* Exercise objective: Print the records again, character for character.

* Given entries:
## start

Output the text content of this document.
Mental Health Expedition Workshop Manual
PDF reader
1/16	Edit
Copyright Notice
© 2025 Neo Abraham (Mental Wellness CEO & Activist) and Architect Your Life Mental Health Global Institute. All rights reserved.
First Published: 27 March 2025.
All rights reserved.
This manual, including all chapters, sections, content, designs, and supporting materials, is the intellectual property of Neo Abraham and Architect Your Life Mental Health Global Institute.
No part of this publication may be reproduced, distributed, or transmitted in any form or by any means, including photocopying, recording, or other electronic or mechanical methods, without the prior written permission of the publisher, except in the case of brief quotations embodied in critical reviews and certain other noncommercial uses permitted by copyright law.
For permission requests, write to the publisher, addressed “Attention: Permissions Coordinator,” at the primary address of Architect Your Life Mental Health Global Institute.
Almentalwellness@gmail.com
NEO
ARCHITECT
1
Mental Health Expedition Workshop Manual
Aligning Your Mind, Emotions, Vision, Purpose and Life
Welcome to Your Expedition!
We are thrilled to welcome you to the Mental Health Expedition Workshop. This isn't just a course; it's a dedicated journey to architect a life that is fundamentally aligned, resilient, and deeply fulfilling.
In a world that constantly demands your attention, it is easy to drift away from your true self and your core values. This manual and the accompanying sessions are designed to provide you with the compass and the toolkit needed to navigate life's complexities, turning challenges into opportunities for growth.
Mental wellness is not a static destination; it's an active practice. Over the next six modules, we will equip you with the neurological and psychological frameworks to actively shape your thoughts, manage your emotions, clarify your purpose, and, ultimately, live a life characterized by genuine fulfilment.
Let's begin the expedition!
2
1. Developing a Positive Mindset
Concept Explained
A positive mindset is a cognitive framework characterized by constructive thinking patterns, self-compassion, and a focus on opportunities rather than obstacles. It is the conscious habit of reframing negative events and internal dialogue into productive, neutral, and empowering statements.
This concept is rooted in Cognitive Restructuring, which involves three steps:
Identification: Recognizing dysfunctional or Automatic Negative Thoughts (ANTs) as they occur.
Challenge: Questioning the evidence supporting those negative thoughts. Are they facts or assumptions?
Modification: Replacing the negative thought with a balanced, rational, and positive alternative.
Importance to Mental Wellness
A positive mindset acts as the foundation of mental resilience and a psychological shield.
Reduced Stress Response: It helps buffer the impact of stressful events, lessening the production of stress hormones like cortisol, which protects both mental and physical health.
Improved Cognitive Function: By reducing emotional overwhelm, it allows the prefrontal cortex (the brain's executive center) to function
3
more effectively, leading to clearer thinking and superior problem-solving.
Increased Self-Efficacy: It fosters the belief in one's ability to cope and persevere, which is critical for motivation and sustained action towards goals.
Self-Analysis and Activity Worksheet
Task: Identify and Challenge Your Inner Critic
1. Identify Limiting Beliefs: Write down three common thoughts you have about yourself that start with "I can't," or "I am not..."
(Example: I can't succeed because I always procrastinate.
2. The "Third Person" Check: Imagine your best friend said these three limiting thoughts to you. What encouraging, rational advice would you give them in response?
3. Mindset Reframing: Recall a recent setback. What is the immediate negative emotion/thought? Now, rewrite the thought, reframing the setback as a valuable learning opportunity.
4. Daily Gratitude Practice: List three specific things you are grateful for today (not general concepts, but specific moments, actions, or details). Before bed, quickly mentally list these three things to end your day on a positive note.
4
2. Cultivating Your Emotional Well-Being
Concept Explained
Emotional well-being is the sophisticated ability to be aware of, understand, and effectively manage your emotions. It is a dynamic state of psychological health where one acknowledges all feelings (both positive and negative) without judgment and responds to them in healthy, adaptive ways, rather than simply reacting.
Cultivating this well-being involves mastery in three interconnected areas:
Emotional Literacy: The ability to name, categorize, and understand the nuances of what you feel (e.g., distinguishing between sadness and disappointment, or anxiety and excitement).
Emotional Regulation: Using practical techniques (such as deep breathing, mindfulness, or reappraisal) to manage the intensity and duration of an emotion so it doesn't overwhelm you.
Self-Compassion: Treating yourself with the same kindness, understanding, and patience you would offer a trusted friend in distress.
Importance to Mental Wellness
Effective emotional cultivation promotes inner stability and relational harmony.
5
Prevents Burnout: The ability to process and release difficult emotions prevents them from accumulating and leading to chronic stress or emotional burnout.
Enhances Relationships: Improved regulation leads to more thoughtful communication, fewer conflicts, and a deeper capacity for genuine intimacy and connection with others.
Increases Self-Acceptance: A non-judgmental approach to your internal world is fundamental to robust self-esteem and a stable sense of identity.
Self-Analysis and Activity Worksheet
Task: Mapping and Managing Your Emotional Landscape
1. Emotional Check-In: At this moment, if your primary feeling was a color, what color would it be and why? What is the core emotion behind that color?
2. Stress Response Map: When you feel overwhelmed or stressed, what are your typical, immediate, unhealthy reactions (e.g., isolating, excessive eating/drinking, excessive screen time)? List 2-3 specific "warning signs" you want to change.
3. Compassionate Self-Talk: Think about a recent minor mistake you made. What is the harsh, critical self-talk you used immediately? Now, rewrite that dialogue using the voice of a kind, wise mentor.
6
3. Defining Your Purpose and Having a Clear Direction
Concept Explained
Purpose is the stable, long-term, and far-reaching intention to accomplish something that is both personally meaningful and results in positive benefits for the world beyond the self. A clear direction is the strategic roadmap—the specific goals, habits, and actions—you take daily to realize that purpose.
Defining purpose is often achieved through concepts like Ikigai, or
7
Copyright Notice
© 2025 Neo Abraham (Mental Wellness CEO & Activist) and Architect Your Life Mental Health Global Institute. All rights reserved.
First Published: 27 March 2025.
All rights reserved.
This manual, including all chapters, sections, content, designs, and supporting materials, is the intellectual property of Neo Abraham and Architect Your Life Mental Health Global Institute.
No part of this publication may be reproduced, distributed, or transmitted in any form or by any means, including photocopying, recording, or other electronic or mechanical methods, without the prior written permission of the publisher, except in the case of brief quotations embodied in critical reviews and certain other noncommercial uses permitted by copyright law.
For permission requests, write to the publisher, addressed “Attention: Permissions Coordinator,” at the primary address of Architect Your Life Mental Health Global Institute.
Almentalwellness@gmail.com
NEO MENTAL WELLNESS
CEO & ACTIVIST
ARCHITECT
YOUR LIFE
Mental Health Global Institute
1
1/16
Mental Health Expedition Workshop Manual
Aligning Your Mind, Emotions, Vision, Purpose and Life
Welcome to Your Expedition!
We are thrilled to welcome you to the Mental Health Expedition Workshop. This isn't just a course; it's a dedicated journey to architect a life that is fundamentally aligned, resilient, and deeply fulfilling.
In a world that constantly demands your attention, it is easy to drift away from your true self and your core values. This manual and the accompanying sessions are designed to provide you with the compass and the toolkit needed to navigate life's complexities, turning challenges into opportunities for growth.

## end

* Response to the task:
Output the text content of this document.
Mental Health Expedition Workshop Manual
PDF reader
1/16	Edit
Copyright Notice
© 2025 Neo Abraham (Mental Wellness CEO & Activist) and Architect Your Life Mental Health Global Institute. All rights reserved.
First Published: 27 March 2025.
All rights reserved.
This manual, including all chapters, sections, content, designs, and supporting materials, is the intellectual property of Neo Abraham and Architect Your Life Mental Health Global Institute.
No part of this publication may be reproduced, distributed, or transmitted in any form or by any means, including photocopying, recording, or other electronic or mechanical methods, without the prior written permission of the publisher, except in the case of brief quotations embodied in critical reviews and certain other noncommercial uses permitted by copyright law.
For permission requests, write to the publisher, addressed “Attention: Permissions Coordinator,” at the primary address of Architect Your Life Mental Health Global Institute.
Almentalwellness@gmail.com
NEO
ARCHITECT
1
Mental Health Expedition Workshop Manual
Aligning Your Mind, Emotions, Vision, Purpose and Life
Welcome to Your Expedition!
We are thrilled to welcome you to the Mental Health Expedition Workshop. This isn't just a course; it's a dedicated journey to architect a life that is fundamentally aligned, resilient, and deeply fulfilling.
In a world that constantly demands your attention, it is easy to drift away from your true self and your core values. This manual and the accompanying sessions are designed to provide you with the compass and the toolkit needed to navigate life's complexities, turning challenges into opportunities for growth.
Mental wellness is not a static destination; it's an active practice. Over the next six modules, we will equip you with the neurological and psychological frameworks to actively shape your thoughts, manage your emotions, clarify your purpose, and, ultimately, live a life characterized by genuine fulfilment.
Let's begin the expedition!
2
1. Developing a Positive Mindset
Concept Explained
A positive mindset is a cognitive framework characterized by constructive thinking patterns, self-compassion, and a focus on opportunities rather than obstacles. It is the conscious habit of reframing negative events and internal dialogue into productive, neutral, and empowering statements.
This concept is rooted in Cognitive Restructuring, which involves three steps:
Identification: Recognizing dysfunctional or Automatic Negative Thoughts (ANTs) as they occur.
Challenge: Questioning the evidence supporting those negative thoughts. Are they facts or assumptions?
Modification: Replacing the negative thought with a balanced, rational, and positive alternative.
Importance to Mental Wellness
A positive mindset acts as the foundation of mental resilience and a psychological shield.
Reduced Stress Response: It helps buffer the impact of stressful events, lessening the production of stress hormones like cortisol, which protects both mental and physical health.
Improved Cognitive Function: By reducing emotional overwhelm, it allows the prefrontal cortex (the brain's executive center) to function
3
more effectively, leading to clearer thinking and superior problem-solving.
Increased Self-Efficacy: It fosters the belief in one's ability to cope and persevere, which is critical for motivation and sustained action towards goals.
Self-Analysis and Activity Worksheet
Task: Identify and Challenge Your Inner Critic
1. Identify Limiting Beliefs: Write down three common thoughts you have about yourself that start with "I can't," or "I am not..."
(Example: I can't succeed because I always procrastinate.
2. The "Third Person" Check: Imagine your best friend said these three limiting thoughts to you. What encouraging, rational advice would you give them in response?
3. Mindset Reframing: Recall a recent setback. What is the immediate negative emotion/thought? Now, rewrite the thought, reframing the setback as a valuable learning opportunity.
4. Daily Gratitude Practice: List three specific things you are grateful for today (not general concepts, but specific moments, actions, or details). Before bed, quickly mentally list these three things to end your day on a positive note.
4
2. Cultivating Your Emotional Well-Being
Concept Explained
Emotional well-being is the sophisticated ability to be aware of, understand, and effectively manage your emotions. It is a dynamic state of psychological health where one acknowledges all feelings (both positive and negative) without judgment and responds to them in healthy, adaptive ways, rather than simply reacting.
Cultivating this well-being involves mastery in three interconnected areas:
Emotional Literacy: The ability to name, categorize, and understand the nuances of what you feel (e.g., distinguishing between sadness and disappointment, or anxiety and excitement).
Emotional Regulation: Using practical techniques (such as deep breathing, mindfulness, or reappraisal) to manage the intensity and duration of an emotion so it doesn't overwhelm you.
Self-Compassion: Treating yourself with the same kindness, understanding, and patience you would offer a trusted friend in distress.
Importance to Mental Wellness
Effective emotional cultivation promotes inner stability and relational harmony.
5
Prevents Burnout: The ability to process and release difficult emotions prevents them from accumulating and leading to chronic stress or emotional burnout.
Enhances Relationships: Improved regulation leads to more thoughtful communication, fewer conflicts, and a deeper capacity for genuine intimacy and connection with others.
Increases Self-Acceptance: A non-judgmental approach to your internal world is fundamental to robust self-esteem and a stable sense of identity.
Self-Analysis and Activity Worksheet
Task: Mapping and Managing Your Emotional Landscape
1. Emotional Check-In: At this moment, if your primary feeling was a color, what color would it be and why? What is the core emotion behind that color?
2. Stress Response Map: When you feel overwhelmed or stressed, what are your typical, immediate, unhealthy reactions (e.g., isolating, excessive eating/drinking, excessive screen time)? List 2-3 specific "warning signs" you want to change.
3. Compassionate Self-Talk: Think about a recent minor mistake you made. What is the harsh, critical self-talk you used immediately? Now, rewrite that dialogue using the voice of a kind, wise mentor.
6
3. Defining Your Purpose and Having a Clear Direction
Concept Explained
Purpose is the stable, long-term, and far-reaching intention to accomplish something that is both personally meaningful and results in positive benefits for the world beyond the self. A clear direction is the strategic roadmap—the specific goals, habits, and actions—you take daily to realize that purpose.
Defining purpose is often achieved through concepts like Ikigai, or
7
Copyright Notice
© 2025 Neo Abraham (Mental Wellness CEO & Activist) and Architect Your Life Mental Health Global Institute. All rights reserved.
First Published: 27 March 2025.
All rights reserved.
This manual, including all chapters, sections, content, designs, and supporting materials, is the intellectual property of Neo Abraham and Architect Your Life Mental Health Global Institute.
No part of this publication may be reproduced, distributed, or transmitted in any form or by any means, including photocopying, recording, or other electronic or mechanical methods, without the prior written permission of the publisher, except in the case of brief quotations embodied in critical reviews and certain other noncommercial uses permitted by copyright law.
For permission requests, write to the publisher, addressed “Attention: Permissions Coordinator,” at the primary address of Architect Your Life Mental Health Global Institute.
Almentalwellness@gmail.com
NEO MENTAL WELLNESS
CEO & ACTIVIST
ARCHITECT
YOUR LIFE
Mental Health Global Institute
1
1/16
Mental Health Expedition Workshop Manual
Aligning Your Mind, Emotions, Vision, Purpose and Life
Welcome to Your Expedition!
We are thrilled to welcome you to the Mental Health Expedition Workshop. This isn't just a course; it's a dedicated journey to architect a life that is fundamentally aligned, resilient, and deeply fulfilling.
In a world that constantly demands your attention, it is easy to drift away from your true self and your core values. This manual and the accompanying sessions are designed to provide you with the compass and the toolkit needed to navigate life's complexities, turning challenges into opportunities for growth.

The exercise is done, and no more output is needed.